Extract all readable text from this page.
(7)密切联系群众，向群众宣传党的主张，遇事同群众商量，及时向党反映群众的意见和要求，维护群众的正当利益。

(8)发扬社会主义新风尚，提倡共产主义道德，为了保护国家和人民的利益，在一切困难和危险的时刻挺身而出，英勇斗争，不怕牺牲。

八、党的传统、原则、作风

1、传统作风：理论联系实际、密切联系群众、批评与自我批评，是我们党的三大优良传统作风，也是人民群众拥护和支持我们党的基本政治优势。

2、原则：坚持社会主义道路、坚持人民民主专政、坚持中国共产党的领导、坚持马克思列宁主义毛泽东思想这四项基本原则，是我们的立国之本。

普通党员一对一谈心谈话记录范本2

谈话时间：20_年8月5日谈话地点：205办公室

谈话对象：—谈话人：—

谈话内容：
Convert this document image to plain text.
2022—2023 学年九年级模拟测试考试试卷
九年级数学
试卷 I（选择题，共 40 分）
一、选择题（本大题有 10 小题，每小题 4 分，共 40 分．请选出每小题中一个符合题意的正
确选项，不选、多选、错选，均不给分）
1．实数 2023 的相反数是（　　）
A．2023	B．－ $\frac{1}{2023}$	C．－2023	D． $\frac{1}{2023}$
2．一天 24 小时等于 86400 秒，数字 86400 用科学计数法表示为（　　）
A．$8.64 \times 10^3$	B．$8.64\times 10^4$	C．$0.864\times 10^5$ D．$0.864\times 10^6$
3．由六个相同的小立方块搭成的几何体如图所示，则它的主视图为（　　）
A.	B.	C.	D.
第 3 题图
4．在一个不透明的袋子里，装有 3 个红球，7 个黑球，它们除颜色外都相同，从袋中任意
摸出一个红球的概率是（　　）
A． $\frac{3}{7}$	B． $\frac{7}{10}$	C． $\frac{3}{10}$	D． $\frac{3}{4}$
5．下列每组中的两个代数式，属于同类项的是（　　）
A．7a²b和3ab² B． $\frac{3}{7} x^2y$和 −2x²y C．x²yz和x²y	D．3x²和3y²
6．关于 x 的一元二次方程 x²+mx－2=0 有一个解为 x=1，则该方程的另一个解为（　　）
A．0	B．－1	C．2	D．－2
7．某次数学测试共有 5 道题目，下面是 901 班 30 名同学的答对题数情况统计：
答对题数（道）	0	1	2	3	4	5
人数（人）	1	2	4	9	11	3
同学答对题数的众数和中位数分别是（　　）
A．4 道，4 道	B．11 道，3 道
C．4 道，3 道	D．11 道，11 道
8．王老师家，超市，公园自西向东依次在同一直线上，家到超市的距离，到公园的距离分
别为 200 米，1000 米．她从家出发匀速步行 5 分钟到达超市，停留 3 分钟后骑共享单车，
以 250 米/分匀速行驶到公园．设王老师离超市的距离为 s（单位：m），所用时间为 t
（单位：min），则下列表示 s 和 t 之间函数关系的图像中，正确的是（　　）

Exercise — Using the data above, print every record exactly as shown.

Task answer —
Extract all readable text from this page.
(7)密切联系群众，向群众宣传党的主张，遇事同群众商量，及时向党反映群众的意见和要求，维护群众的正当利益。

(8)发扬社会主义新风尚，提倡共产主义道德，为了保护国家和人民的利益，在一切困难和危险的时刻挺身而出，英勇斗争，不怕牺牲。

八、党的传统、原则、作风

1、传统作风：理论联系实际、密切联系群众、批评与自我批评，是我们党的三大优良传统作风，也是人民群众拥护和支持我们党的基本政治优势。

2、原则：坚持社会主义道路、坚持人民民主专政、坚持中国共产党的领导、坚持马克思列宁主义毛泽东思想这四项基本原则，是我们的立国之本。

普通党员一对一谈心谈话记录范本2

谈话时间：20_年8月5日谈话地点：205办公室

谈话对象：—谈话人：—

谈话内容：
Convert this document image to plain text.
2022—2023 学年九年级模拟测试考试试卷
九年级数学
试卷 I（选择题，共 40 分）
一、选择题（本大题有 10 小题，每小题 4 分，共 40 分．请选出每小题中一个符合题意的正
确选项，不选、多选、错选，均不给分）
1．实数 2023 的相反数是（　　）
A．2023	B．－ $\frac{1}{2023}$	C．－2023	D． $\frac{1}{2023}$
2．一天 24 小时等于 86400 秒，数字 86400 用科学计数法表示为（　　）
A．$8.64 \times 10^3$	B．$8.64\times 10^4$	C．$0.864\times 10^5$ D．$0.864\times 10^6$
3．由六个相同的小立方块搭成的几何体如图所示，则它的主视图为（　　）
A.	B.	C.	D.
第 3 题图
4．在一个不透明的袋子里，装有 3 个红球，7 个黑球，它们除颜色外都相同，从袋中任意
摸出一个红球的概率是（　　）
A． $\frac{3}{7}$	B． $\frac{7}{10}$	C． $\frac{3}{10}$	D． $\frac{3}{4}$
5．下列每组中的两个代数式，属于同类项的是（　　）
A．7a²b和3ab² B． $\frac{3}{7} x^2y$和 −2x²y C．x²yz和x²y	D．3x²和3y²
6．关于 x 的一元二次方程 x²+mx－2=0 有一个解为 x=1，则该方程的另一个解为（　　）
A．0	B．－1	C．2	D．－2
7．某次数学测试共有 5 道题目，下面是 901 班 30 名同学的答对题数情况统计：
答对题数（道）	0	1	2	3	4	5
人数（人）	1	2	4	9	11	3
同学答对题数的众数和中位数分别是（　　）
A．4 道，4 道	B．11 道，3 道
C．4 道，3 道	D．11 道，11 道
8．王老师家，超市，公园自西向东依次在同一直线上，家到超市的距离，到公园的距离分
别为 200 米，1000 米．她从家出发匀速步行 5 分钟到达超市，停留 3 分钟后骑共享单车，
以 250 米/分匀速行驶到公园．设王老师离超市的距离为 s（单位：m），所用时间为 t
（单位：min），则下列表示 s 和 t 之间函数关系的图像中，正确的是（　　）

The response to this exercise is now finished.